Exercise objective
Print out each entry below exactly, please.

Material for this exercise
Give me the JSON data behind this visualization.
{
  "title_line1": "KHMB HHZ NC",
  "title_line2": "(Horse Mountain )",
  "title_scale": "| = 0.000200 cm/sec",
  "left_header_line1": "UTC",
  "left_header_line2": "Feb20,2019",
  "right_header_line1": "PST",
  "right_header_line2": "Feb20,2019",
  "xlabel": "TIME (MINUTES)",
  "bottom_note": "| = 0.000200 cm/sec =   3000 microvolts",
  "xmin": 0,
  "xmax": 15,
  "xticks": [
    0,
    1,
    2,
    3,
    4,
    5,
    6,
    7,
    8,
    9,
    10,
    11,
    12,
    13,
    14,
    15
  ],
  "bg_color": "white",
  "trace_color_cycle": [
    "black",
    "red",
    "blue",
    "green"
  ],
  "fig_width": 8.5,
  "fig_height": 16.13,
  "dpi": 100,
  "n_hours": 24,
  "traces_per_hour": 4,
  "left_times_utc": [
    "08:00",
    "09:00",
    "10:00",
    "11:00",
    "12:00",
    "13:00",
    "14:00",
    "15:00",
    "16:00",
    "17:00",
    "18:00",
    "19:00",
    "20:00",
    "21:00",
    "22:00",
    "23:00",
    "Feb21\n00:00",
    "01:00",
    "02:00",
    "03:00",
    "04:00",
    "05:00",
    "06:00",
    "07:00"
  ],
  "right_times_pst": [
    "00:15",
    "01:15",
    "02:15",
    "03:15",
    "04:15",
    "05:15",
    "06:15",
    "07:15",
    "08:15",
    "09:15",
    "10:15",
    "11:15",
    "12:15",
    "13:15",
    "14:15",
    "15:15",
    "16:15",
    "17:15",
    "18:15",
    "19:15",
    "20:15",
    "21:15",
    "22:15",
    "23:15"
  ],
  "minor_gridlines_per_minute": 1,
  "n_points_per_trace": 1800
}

Reply
Give me the JSON data behind this visualization.
{
  "title_line1": "KHMB HHZ NC",
  "title_line2": "(Horse Mountain )",
  "title_scale": "| = 0.000200 cm/sec",
  "left_header_line1": "UTC",
  "left_header_line2": "Feb20,2019",
  "right_header_line1": "PST",
  "right_header_line2": "Feb20,2019",
  "xlabel": "TIME (MINUTES)",
  "bottom_note": "| = 0.000200 cm/sec =   3000 microvolts",
  "xmin": 0,
  "xmax": 15,
  "xticks": [
    0,
    1,
    2,
    3,
    4,
    5,
    6,
    7,
    8,
    9,
    10,
    11,
    12,
    13,
    14,
    15
  ],
  "bg_color": "white",
  "trace_color_cycle": [
    "black",
    "red",
    "blue",
    "green"
  ],
  "fig_width": 8.5,
  "fig_height": 16.13,
  "dpi": 100,
  "n_hours": 24,
  "traces_per_hour": 4,
  "left_times_utc": [
    "08:00",
    "09:00",
    "10:00",
    "11:00",
    "12:00",
    "13:00",
    "14:00",
    "15:00",
    "16:00",
    "17:00",
    "18:00",
    "19:00",
    "20:00",
    "21:00",
    "22:00",
    "23:00",
    "Feb21\n00:00",
    "01:00",
    "02:00",
    "03:00",
    "04:00",
    "05:00",
    "06:00",
    "07:00"
  ],
  "right_times_pst": [
    "00:15",
    "01:15",
    "02:15",
    "03:15",
    "04:15",
    "05:15",
    "06:15",
    "07:15",
    "08:15",
    "09:15",
    "10:15",
    "11:15",
    "12:15",
    "13:15",
    "14:15",
    "15:15",
    "16:15",
    "17:15",
    "18:15",
    "19:15",
    "20:15",
    "21:15",
    "22:15",
    "23:15"
  ],
  "minor_gridlines_per_minute": 1,
  "n_points_per_trace": 1800
}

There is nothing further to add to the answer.